Please repeat all of the listing exactly.

— Start of RECORDS TO PROCESS —

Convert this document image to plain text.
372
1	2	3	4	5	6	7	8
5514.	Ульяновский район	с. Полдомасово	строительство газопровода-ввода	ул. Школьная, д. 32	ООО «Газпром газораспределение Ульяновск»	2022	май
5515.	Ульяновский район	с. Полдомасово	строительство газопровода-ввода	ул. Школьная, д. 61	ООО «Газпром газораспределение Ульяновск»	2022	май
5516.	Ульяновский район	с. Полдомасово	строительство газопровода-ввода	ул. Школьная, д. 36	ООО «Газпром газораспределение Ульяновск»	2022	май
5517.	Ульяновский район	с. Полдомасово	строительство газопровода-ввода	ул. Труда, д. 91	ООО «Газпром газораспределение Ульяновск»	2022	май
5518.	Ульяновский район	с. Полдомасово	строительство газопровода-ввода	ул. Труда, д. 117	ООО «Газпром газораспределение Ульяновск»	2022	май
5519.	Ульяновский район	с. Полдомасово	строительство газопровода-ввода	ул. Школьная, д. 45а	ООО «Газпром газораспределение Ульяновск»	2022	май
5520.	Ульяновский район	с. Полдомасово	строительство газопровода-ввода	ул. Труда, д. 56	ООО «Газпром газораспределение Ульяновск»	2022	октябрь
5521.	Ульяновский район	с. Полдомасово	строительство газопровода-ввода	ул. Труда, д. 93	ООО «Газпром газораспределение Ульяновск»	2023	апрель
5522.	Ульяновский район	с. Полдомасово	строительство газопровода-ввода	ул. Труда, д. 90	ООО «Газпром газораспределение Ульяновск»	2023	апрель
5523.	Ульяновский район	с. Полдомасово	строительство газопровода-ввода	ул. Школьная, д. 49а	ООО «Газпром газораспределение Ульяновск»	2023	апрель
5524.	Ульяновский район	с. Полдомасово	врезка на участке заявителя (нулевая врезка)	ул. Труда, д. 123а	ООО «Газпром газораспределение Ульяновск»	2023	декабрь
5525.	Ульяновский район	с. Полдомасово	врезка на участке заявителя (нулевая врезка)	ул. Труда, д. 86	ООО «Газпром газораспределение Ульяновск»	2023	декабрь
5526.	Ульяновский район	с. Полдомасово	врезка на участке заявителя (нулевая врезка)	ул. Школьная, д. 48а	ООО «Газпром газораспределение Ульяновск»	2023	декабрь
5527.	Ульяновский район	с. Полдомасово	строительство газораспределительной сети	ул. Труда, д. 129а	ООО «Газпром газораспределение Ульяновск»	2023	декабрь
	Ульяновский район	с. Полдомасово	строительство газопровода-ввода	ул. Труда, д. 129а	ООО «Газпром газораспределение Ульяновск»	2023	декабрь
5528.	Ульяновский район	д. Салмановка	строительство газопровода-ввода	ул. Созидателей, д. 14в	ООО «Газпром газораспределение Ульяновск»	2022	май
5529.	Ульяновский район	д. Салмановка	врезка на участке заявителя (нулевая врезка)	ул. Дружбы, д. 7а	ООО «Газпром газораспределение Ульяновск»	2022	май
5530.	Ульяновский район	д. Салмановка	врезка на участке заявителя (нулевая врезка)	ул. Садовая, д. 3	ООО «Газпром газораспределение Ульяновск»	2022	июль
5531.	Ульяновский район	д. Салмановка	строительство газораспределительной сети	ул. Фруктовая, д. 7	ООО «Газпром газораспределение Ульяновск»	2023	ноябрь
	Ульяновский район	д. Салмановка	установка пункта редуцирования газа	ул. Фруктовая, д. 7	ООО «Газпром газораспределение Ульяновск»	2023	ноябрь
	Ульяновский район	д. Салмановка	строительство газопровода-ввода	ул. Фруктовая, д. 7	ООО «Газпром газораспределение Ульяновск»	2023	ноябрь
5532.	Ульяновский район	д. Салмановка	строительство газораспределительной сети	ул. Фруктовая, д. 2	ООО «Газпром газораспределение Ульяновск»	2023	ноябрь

— End of RECORDS TO PROCESS —

### WORKED ANSWER
Convert this document image to plain text.
372
1	2	3	4	5	6	7	8
5514.	Ульяновский район	с. Полдомасово	строительство газопровода-ввода	ул. Школьная, д. 32	ООО «Газпром газораспределение Ульяновск»	2022	май
5515.	Ульяновский район	с. Полдомасово	строительство газопровода-ввода	ул. Школьная, д. 61	ООО «Газпром газораспределение Ульяновск»	2022	май
5516.	Ульяновский район	с. Полдомасово	строительство газопровода-ввода	ул. Школьная, д. 36	ООО «Газпром газораспределение Ульяновск»	2022	май
5517.	Ульяновский район	с. Полдомасово	строительство газопровода-ввода	ул. Труда, д. 91	ООО «Газпром газораспределение Ульяновск»	2022	май
5518.	Ульяновский район	с. Полдомасово	строительство газопровода-ввода	ул. Труда, д. 117	ООО «Газпром газораспределение Ульяновск»	2022	май
5519.	Ульяновский район	с. Полдомасово	строительство газопровода-ввода	ул. Школьная, д. 45а	ООО «Газпром газораспределение Ульяновск»	2022	май
5520.	Ульяновский район	с. Полдомасово	строительство газопровода-ввода	ул. Труда, д. 56	ООО «Газпром газораспределение Ульяновск»	2022	октябрь
5521.	Ульяновский район	с. Полдомасово	строительство газопровода-ввода	ул. Труда, д. 93	ООО «Газпром газораспределение Ульяновск»	2023	апрель
5522.	Ульяновский район	с. Полдомасово	строительство газопровода-ввода	ул. Труда, д. 90	ООО «Газпром газораспределение Ульяновск»	2023	апрель
5523.	Ульяновский район	с. Полдомасово	строительство газопровода-ввода	ул. Школьная, д. 49а	ООО «Газпром газораспределение Ульяновск»	2023	апрель
5524.	Ульяновский район	с. Полдомасово	врезка на участке заявителя (нулевая врезка)	ул. Труда, д. 123а	ООО «Газпром газораспределение Ульяновск»	2023	декабрь
5525.	Ульяновский район	с. Полдомасово	врезка на участке заявителя (нулевая врезка)	ул. Труда, д. 86	ООО «Газпром газораспределение Ульяновск»	2023	декабрь
5526.	Ульяновский район	с. Полдомасово	врезка на участке заявителя (нулевая врезка)	ул. Школьная, д. 48а	ООО «Газпром газораспределение Ульяновск»	2023	декабрь
5527.	Ульяновский район	с. Полдомасово	строительство газораспределительной сети	ул. Труда, д. 129а	ООО «Газпром газораспределение Ульяновск»	2023	декабрь
	Ульяновский район	с. Полдомасово	строительство газопровода-ввода	ул. Труда, д. 129а	ООО «Газпром газораспределение Ульяновск»	2023	декабрь
5528.	Ульяновский район	д. Салмановка	строительство газопровода-ввода	ул. Созидателей, д. 14в	ООО «Газпром газораспределение Ульяновск»	2022	май
5529.	Ульяновский район	д. Салмановка	врезка на участке заявителя (нулевая врезка)	ул. Дружбы, д. 7а	ООО «Газпром газораспределение Ульяновск»	2022	май
5530.	Ульяновский район	д. Салмановка	врезка на участке заявителя (нулевая врезка)	ул. Садовая, д. 3	ООО «Газпром газораспределение Ульяновск»	2022	июль
5531.	Ульяновский район	д. Салмановка	строительство газораспределительной сети	ул. Фруктовая, д. 7	ООО «Газпром газораспределение Ульяновск»	2023	ноябрь
	Ульяновский район	д. Салмановка	установка пункта редуцирования газа	ул. Фруктовая, д. 7	ООО «Газпром газораспределение Ульяновск»	2023	ноябрь
	Ульяновский район	д. Салмановка	строительство газопровода-ввода	ул. Фруктовая, д. 7	ООО «Газпром газораспределение Ульяновск»	2023	ноябрь
5532.	Ульяновский район	д. Салмановка	строительство газораспределительной сети	ул. Фруктовая, д. 2	ООО «Газпром газораспределение Ульяновск»	2023	ноябрь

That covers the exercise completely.